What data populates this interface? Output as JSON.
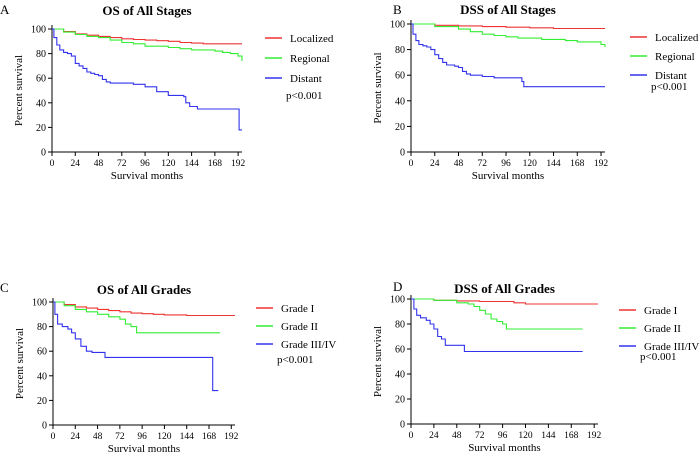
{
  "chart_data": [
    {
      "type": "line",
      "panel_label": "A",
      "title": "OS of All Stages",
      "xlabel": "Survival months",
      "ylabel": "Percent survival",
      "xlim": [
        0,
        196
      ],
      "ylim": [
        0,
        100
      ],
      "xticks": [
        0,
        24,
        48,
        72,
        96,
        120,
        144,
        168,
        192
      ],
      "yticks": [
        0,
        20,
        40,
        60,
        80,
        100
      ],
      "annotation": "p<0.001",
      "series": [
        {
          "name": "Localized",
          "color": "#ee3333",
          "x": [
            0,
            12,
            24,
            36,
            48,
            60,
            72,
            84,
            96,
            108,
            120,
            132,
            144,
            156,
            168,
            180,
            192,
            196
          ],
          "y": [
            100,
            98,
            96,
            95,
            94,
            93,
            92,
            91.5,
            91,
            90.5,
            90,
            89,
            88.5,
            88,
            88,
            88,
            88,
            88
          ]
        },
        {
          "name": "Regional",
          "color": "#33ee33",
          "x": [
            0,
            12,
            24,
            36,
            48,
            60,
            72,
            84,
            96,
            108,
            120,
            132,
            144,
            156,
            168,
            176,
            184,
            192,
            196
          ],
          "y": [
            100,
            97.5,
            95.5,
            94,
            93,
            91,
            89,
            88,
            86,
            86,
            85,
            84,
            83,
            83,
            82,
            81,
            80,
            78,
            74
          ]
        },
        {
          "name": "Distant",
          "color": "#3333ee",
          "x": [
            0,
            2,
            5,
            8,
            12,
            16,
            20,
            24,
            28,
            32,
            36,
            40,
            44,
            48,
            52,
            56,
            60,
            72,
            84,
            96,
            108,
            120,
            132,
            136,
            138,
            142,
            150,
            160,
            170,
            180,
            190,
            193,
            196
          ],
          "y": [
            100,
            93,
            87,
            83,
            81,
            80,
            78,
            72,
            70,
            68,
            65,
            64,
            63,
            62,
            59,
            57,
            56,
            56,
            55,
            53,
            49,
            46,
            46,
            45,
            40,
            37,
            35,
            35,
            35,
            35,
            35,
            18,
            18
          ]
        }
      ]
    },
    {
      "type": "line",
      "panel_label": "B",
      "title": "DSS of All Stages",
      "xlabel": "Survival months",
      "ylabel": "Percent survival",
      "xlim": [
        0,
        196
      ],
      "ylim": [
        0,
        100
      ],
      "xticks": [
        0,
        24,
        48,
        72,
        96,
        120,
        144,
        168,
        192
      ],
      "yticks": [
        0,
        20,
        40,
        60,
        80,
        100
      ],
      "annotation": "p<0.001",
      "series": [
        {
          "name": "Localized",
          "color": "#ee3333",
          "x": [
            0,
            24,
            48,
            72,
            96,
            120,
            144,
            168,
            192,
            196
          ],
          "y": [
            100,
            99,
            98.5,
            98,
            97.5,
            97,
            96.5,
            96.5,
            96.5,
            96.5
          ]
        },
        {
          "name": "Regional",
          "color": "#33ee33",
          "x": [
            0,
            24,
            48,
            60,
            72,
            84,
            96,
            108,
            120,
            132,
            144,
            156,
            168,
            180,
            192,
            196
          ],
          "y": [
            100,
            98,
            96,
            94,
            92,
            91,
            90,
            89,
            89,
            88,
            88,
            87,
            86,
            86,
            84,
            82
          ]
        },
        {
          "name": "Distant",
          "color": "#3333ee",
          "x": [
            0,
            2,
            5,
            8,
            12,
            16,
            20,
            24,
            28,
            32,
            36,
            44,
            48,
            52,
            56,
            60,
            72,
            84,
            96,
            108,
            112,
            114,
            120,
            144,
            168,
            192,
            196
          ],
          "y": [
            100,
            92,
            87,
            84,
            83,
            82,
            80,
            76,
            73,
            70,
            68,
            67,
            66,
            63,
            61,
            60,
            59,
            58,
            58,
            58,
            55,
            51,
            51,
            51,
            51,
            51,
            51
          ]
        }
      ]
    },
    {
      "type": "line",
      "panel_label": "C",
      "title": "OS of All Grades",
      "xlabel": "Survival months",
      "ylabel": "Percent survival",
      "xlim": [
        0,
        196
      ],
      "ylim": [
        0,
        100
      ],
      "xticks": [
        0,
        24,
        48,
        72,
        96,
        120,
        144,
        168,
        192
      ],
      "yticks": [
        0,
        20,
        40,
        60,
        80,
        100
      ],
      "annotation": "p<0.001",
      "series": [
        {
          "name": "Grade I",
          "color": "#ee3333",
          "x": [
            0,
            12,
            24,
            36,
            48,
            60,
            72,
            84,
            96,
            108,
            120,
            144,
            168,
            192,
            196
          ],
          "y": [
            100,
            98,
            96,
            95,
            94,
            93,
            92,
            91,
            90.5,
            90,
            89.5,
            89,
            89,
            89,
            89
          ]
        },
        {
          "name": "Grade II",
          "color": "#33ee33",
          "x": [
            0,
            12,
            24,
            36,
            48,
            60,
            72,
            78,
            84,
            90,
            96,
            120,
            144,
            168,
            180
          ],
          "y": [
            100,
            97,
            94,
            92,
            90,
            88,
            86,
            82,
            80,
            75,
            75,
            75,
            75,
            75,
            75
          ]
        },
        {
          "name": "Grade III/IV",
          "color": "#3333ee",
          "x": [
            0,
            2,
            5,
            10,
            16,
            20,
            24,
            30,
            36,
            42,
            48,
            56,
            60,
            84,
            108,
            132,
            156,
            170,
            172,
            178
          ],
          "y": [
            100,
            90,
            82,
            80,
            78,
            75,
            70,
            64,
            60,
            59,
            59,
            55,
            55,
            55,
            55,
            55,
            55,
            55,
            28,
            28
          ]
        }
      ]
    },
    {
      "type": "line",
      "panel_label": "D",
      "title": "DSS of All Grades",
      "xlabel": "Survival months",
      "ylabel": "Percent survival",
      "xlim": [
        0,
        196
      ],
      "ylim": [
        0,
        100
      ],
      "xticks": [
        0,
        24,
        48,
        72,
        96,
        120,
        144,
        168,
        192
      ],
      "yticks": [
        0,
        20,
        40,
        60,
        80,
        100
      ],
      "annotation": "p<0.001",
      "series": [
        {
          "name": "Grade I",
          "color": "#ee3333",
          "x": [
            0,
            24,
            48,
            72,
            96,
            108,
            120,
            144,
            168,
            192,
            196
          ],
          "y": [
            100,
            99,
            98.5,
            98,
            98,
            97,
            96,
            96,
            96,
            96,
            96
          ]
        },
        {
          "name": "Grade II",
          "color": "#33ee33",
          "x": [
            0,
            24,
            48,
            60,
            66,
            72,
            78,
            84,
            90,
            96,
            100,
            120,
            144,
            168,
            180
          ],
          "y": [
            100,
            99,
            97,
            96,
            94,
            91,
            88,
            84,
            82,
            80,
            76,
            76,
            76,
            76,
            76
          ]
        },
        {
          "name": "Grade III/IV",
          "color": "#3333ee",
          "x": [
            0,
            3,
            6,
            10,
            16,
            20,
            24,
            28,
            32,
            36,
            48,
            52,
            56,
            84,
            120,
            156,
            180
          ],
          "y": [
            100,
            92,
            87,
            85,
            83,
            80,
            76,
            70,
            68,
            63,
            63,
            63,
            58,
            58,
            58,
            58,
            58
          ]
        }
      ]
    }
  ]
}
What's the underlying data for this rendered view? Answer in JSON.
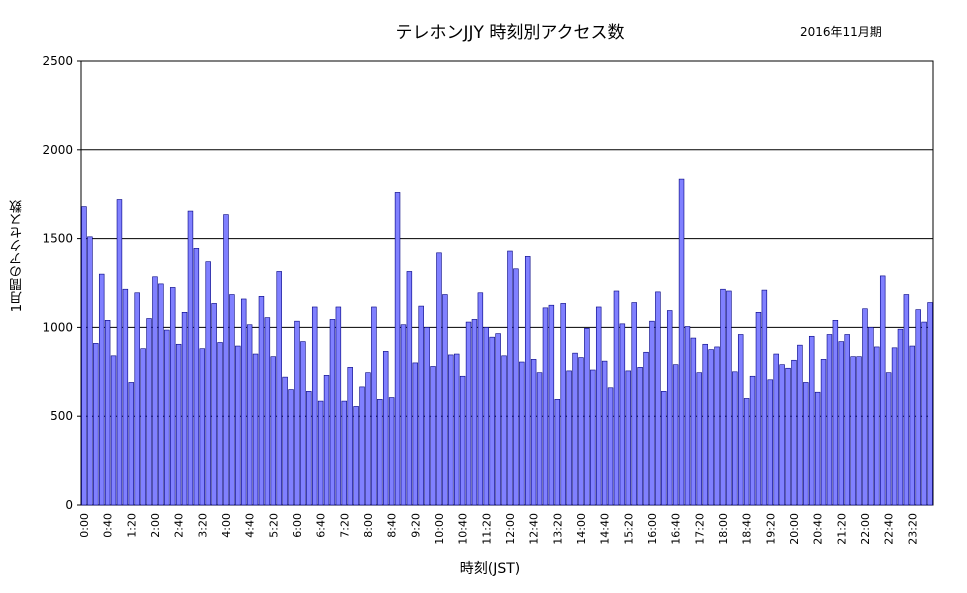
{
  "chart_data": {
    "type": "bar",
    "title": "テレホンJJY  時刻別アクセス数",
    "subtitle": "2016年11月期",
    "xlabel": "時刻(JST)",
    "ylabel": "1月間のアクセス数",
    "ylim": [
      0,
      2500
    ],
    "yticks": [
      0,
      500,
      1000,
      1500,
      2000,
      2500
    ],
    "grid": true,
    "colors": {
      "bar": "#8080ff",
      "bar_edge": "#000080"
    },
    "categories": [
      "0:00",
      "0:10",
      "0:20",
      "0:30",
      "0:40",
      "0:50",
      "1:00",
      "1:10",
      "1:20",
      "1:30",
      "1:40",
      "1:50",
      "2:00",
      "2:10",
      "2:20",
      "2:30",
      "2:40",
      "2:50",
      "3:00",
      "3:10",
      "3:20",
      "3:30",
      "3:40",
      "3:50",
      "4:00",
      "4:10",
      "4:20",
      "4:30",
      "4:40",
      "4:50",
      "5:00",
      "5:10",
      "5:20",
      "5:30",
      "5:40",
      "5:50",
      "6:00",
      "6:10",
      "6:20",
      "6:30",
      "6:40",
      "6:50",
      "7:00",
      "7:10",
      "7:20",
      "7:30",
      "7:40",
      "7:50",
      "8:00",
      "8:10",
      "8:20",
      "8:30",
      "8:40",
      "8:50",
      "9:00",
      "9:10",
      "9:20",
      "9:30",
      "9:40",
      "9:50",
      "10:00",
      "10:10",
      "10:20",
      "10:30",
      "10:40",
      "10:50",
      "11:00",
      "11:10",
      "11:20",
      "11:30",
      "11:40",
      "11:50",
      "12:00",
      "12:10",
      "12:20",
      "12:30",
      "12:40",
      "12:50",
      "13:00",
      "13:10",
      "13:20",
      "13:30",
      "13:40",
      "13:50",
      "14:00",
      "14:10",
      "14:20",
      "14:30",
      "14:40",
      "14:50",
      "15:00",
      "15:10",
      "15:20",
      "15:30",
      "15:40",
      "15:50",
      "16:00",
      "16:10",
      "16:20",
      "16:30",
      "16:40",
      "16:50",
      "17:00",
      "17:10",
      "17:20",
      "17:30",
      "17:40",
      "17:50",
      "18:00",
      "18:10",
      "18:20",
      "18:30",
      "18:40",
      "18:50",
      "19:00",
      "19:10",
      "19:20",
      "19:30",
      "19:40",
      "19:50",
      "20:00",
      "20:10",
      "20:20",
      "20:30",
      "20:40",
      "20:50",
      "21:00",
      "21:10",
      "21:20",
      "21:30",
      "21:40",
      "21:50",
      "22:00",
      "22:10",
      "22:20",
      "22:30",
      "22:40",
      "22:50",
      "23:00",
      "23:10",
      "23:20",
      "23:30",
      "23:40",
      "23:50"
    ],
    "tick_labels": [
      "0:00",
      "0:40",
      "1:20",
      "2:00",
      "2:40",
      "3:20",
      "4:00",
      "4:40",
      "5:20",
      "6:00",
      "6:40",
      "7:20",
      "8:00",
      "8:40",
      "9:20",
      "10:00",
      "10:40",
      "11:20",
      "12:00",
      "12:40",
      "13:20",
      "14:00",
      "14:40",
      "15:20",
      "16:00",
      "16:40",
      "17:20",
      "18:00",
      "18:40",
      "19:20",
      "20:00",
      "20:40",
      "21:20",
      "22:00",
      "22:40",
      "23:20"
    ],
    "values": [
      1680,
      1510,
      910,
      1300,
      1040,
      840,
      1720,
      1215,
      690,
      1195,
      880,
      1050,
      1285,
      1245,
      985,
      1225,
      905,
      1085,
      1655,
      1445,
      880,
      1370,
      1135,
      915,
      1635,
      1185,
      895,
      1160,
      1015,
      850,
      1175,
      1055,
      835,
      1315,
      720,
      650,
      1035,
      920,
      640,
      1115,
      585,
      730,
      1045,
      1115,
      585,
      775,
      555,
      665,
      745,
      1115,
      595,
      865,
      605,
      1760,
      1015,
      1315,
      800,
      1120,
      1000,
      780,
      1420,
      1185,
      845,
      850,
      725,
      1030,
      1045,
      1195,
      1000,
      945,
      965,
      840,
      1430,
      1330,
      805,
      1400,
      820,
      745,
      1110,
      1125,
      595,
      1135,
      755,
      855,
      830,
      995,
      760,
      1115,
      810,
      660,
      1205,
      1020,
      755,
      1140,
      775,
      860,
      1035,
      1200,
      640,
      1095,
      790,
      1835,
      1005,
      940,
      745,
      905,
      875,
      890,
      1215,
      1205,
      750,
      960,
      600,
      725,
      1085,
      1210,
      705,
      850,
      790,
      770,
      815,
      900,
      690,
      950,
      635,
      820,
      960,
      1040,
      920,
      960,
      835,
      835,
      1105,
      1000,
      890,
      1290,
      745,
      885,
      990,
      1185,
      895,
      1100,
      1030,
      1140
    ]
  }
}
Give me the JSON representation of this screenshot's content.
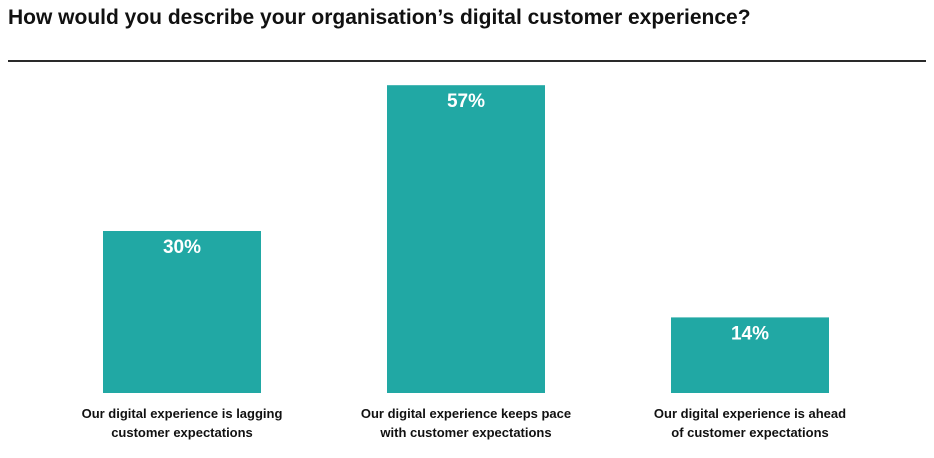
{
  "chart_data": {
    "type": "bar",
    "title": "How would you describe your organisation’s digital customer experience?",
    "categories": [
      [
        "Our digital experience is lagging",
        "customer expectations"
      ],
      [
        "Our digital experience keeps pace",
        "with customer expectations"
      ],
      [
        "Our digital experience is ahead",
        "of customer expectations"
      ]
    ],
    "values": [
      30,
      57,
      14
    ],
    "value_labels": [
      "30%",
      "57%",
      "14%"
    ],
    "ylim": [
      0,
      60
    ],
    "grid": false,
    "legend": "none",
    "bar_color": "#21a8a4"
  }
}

**Task objective**
Every line in the data that holds "customer" should be copied out.

**The answer**
    "title": "How would you describe your organisation’s digital customer experience?",
        "customer expectations"
        "with customer expectations"
        "of customer expectations"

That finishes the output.